____ Supplied passage

Supreme Court of New Hampshire, Rockingham

December 21, 2017

INTERNATIONAL BUSINESS MACHINES CORPORATION
v.
GARY JOSEPH KHOURY

          Argued: March 30, 2017

          Jackson Lewis P.C., of Portsmouth (Martha Van Oot on the brief and orally), for the appellant.

          Honig & Barnes LLP, of Haverhill, Massachusetts (Robyn Frye Honig and Timothy H. Barnes on the brief, and Ms. Honig orally), for the appellee.

          DALIANIS, C.J.

         The appellant, International Business Machines Corporation (IBM), appeals an order of the Superior Court (Schulman, J.) upholding a wage claim decision issued by the New Hampshire Department of Labor (DOL) in favor of the appellee, Gary Joseph Khoury. We affirm.

         Before addressing the merits of this appeal, we note that we are dismayed by the tone of the dissent. The dissent impugns our motives, stating that we have have "rewrit[ten] the contract to strike a better deal" for Khoury "than he made for himself" because of our "paternalistic instinct, " which, the dissent states, "contravenes the proper bounds of judicial authority." It is unfortunate that our dissenting colleague views our contract interpretation as result-oriented merely because he disagrees with it.

         I

         The following facts were found by the DOL hearing officer, are established in the record, or are otherwise not in dispute. In January 2013, Khoury began working for IBM as a sales representative in the federal business unit, and remains a current employee of IBM. Khoury earns both a base salary and commissions.

         As part of his work, Khoury sells IBM's products to the federal government. At the DOL hearing, Khoury explained that IBM occasionally sells software to a certain "business partner, " who, in turn, has the "rights, so to speak, to the sales that the sales teams were transacting with the" federal government. He further explained that IBM does not profit from the distribution of its products to the government by this business partner, but IBM assists in the subsequent deployment process.

________

| Task set |
a) In the IBM v. Khoury opinion, what job did Khoury start at IBM in January 2013?
b) Repeat the stretch of the IBM v. Khoury opinion from "December 21, 2017" through "for the appellee.".
c) Go on with the IBM v. Khoury opinion from the point where it stops.
The rows after this opinion come from a separate source.

____ Supplied entries

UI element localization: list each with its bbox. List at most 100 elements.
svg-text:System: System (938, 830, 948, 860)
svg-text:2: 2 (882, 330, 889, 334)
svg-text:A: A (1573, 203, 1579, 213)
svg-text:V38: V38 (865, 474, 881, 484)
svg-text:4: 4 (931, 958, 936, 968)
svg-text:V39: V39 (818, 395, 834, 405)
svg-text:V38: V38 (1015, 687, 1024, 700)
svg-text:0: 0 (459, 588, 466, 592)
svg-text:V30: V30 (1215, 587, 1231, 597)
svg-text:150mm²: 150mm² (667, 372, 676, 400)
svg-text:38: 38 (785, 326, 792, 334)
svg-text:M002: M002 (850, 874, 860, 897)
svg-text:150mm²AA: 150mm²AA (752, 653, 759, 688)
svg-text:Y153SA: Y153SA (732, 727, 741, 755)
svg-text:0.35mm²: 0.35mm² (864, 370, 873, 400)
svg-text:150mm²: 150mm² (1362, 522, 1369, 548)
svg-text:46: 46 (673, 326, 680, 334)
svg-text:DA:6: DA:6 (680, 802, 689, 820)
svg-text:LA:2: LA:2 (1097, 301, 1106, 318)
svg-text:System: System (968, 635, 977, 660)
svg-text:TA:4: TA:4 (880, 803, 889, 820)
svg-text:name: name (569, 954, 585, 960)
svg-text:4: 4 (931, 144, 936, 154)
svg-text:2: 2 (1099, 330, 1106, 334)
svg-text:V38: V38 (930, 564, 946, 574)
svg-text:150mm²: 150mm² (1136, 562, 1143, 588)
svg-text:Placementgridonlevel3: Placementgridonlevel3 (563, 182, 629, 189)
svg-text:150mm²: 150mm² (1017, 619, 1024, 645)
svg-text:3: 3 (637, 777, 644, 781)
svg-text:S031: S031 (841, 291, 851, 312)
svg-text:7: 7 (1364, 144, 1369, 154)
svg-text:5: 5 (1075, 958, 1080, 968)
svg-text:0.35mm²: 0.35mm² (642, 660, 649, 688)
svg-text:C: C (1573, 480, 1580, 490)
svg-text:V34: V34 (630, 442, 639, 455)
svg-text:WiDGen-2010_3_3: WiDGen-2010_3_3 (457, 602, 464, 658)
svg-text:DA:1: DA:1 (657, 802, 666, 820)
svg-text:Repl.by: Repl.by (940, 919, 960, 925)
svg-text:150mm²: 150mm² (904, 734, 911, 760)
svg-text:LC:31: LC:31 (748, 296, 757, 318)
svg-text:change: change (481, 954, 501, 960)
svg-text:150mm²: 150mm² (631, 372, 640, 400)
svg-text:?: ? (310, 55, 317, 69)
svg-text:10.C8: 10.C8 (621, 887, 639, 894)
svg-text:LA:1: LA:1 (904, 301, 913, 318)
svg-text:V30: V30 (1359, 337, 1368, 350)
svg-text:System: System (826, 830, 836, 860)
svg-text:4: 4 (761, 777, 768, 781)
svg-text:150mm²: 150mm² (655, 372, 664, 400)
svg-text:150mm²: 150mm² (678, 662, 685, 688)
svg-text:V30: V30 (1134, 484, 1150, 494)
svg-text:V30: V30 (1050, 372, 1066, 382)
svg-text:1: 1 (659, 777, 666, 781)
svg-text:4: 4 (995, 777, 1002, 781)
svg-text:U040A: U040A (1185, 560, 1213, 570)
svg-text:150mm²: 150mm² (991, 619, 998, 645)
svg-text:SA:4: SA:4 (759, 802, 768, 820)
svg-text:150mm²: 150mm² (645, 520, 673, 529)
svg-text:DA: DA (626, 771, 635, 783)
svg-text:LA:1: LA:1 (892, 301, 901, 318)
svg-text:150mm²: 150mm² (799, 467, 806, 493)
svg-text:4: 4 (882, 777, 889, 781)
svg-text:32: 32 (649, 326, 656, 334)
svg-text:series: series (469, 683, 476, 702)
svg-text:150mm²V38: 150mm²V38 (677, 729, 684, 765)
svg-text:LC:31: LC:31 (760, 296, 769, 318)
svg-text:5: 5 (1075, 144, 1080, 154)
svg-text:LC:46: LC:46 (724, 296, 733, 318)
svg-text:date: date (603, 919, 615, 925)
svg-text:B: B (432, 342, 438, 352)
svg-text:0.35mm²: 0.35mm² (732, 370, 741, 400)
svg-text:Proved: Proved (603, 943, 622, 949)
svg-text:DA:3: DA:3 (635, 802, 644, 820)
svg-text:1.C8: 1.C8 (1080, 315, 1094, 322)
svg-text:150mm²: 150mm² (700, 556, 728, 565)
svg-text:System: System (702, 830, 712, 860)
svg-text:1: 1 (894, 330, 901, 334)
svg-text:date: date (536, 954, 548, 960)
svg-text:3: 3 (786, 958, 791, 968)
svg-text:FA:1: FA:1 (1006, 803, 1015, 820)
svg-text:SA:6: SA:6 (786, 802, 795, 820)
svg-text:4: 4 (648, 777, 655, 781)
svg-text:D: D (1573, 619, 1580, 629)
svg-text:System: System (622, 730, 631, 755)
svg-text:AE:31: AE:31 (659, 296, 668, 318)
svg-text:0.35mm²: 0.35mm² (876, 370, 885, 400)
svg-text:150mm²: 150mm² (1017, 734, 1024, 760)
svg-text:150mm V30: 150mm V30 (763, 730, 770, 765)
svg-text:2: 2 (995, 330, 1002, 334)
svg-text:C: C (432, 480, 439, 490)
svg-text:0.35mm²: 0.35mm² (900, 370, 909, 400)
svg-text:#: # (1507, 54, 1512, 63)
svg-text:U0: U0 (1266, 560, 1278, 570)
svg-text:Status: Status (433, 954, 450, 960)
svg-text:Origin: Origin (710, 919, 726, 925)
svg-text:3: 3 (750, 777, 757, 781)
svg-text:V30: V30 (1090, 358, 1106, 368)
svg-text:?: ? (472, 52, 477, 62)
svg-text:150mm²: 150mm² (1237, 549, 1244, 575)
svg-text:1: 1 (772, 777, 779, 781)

________

| Expected answers |
a) Sales representative in the federal business unit.

b)
December 21, 2017

INTERNATIONAL BUSINESS MACHINES CORPORATION
v.
GARY JOSEPH KHOURY

          Argued: March 30, 2017

          Jackson Lewis P.C., of Portsmouth (Martha Van Oot on the brief and orally), for the appellant.

          Honig & Barnes LLP, of Haverhill, Massachusetts (Robyn Frye Honig and Timothy H. Barnes on the brief, and Ms. Honig orally), for the appellee.

c)
         Khoury testified that, prior to July 2014, IBM paid its sales representatives commissions based solely upon revenue-generating sales. According to Khoury, under this arrangement, sales representatives lacked an incentive to promote the deployment of IBM products that had previously been sold to the intermediary business partner, and a number of sales representatives had quit and found other jobs within IBM. In July 2014, IBM rolled out a new pilot program that allowed sales representatives to earn commissions on both the sale and deployment of IBM's products. Under this program, sales representatives would receive a "primary" commission for reaching a revenue or sales quota and a "secondary" commission for reaching a deployment quota. Khoury testified that, approximately every six months, IBM sent each sales representative an individualized Incentive Plan Letter (IPL) defining the method by which the sales representative's commissions would be calculated for sales and new deployments.

         In mid-July 2014, IBM presented Khoury with an IPL for the period of July 1, 2014, to December 31, 2014. Pursuant to the terms of the IPL, Khoury would receive the "secondary" commission at issue in this case after meeting a quota of $571, 000 for certain specified signings. The IPL contained several prominent disclaimers, however:

Right to Modify or Cancel: The [IPL] does not constitute an express or implied contract or a promise by IBM to make any distributions under it. IBM reserves the right to adjust the [IPL] terms, including, but not limited to, changes to sales performance objectives (including management-assessment objectives), changes to assigned customers, territories, or account opportunities, or changes to applicable incentive payment rates or quotas, target incentives or similar earnings opportunities, or to modify or cancel the [IPL], for any individual or group of individuals, at any time during the [IPL] period up until any related payments have been earned under the [IPL] terms. . . . Employees should make no assumptions about the impact potential [IPL] changes may have on their personal situations unless and until any such changes are formally announced by IBM.
Adjustment for Errors: IBM reserves the right to review and, in its sole discretion, adjust or require repayment of incorrect incentive payments resulting from incomplete incentives processes or other errors in the measurement of achievement or the calculation of payments, including errors in the creation or communication of sales objectives. Depending on when an error is identified, corrections may be made before or after the last day of the full-[IPL] period, and before or after the affected payment has been released.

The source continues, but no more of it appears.